• Task instructions: Each line that contains the word "points" counts once; give the total for the records below and nothing else.

Data entries for graphics:
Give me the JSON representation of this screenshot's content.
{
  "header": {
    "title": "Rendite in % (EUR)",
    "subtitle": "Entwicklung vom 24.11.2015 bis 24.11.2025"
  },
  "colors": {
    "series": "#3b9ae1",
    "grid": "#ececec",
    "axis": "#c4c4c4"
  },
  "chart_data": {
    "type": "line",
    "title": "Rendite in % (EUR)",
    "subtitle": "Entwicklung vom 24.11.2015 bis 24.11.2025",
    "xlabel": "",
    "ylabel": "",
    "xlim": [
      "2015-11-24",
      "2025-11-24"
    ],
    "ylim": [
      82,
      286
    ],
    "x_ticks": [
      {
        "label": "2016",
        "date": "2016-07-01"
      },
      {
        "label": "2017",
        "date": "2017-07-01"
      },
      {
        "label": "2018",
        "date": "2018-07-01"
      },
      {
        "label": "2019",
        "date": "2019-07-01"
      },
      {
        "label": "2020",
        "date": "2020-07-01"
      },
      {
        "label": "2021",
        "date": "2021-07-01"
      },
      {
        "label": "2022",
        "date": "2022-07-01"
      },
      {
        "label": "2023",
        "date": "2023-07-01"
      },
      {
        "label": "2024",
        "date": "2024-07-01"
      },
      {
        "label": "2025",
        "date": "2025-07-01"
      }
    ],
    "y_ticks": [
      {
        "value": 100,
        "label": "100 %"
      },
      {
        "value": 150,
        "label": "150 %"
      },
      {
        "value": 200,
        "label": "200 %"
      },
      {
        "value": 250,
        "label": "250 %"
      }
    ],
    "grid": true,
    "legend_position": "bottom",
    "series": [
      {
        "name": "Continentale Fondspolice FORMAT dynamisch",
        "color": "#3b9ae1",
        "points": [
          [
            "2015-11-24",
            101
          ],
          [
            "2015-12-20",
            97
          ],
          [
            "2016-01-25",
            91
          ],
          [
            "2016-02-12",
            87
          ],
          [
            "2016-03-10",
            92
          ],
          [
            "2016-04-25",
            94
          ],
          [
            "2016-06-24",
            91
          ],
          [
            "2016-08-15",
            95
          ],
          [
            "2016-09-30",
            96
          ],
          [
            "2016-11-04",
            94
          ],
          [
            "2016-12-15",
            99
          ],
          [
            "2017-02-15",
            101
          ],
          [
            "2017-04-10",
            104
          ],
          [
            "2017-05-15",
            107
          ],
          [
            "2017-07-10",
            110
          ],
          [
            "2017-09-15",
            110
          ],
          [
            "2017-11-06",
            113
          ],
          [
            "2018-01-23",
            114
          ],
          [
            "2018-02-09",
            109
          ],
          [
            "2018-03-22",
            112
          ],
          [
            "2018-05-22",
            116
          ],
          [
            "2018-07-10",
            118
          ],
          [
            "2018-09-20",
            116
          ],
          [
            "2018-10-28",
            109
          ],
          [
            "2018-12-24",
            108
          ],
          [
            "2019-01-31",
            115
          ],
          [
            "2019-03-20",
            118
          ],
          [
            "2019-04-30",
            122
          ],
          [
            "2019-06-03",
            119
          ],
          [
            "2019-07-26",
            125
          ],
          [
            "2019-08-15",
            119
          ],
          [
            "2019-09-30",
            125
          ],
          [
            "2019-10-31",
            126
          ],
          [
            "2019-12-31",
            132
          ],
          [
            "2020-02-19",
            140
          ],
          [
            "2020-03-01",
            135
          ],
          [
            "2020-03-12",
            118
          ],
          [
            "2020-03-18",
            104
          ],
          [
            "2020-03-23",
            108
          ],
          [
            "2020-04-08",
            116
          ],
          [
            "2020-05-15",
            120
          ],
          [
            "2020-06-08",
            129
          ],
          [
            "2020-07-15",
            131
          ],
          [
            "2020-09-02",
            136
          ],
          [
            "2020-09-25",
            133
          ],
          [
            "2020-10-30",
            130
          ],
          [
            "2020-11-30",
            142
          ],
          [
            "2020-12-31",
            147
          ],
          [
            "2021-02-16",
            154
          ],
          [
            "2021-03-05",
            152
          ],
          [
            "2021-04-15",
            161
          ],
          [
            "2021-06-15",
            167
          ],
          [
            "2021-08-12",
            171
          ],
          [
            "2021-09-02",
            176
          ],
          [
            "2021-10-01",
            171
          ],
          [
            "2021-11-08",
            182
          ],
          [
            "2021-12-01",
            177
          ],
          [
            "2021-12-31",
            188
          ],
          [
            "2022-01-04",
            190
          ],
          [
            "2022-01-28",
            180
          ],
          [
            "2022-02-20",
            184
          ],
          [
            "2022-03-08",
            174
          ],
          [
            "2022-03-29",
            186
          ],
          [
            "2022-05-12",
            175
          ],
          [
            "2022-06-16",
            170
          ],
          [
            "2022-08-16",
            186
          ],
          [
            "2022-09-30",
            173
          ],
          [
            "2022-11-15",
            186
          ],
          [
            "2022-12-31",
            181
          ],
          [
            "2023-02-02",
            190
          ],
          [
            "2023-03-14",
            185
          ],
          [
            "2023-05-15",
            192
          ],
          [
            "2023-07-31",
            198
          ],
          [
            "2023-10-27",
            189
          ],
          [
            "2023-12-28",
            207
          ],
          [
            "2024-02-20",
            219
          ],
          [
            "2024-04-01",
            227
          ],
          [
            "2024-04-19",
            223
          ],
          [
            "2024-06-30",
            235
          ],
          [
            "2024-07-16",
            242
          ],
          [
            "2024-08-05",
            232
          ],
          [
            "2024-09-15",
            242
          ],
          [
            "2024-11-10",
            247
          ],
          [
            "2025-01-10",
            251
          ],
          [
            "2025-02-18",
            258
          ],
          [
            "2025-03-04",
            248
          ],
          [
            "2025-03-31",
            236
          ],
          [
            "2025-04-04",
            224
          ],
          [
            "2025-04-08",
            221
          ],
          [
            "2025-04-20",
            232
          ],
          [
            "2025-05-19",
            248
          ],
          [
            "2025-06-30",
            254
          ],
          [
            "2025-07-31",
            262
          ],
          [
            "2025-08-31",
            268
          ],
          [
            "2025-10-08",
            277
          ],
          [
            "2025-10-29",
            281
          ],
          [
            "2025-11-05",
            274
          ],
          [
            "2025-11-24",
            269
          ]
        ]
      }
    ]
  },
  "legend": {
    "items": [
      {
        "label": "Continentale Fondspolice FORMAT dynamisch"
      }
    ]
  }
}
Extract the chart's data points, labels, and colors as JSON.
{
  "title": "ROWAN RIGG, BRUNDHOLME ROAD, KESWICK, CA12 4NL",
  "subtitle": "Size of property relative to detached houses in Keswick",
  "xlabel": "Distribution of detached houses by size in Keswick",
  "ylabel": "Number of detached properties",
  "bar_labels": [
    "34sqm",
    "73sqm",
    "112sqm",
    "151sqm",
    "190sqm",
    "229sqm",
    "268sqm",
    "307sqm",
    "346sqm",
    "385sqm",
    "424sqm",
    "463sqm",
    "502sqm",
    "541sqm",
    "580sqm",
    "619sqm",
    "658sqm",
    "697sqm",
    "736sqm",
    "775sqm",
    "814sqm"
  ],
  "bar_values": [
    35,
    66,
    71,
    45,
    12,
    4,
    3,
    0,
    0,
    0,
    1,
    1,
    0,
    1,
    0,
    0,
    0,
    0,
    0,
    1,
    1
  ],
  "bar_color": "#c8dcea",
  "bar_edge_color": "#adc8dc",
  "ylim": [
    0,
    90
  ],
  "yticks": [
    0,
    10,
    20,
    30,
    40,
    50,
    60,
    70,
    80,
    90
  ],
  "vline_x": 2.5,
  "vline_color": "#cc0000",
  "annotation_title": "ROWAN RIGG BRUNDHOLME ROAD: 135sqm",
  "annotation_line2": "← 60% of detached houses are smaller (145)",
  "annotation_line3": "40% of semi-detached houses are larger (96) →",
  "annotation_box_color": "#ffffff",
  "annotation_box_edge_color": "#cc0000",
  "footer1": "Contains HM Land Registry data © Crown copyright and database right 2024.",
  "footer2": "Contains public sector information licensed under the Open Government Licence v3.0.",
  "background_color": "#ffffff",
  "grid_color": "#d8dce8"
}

• Output of the task: 2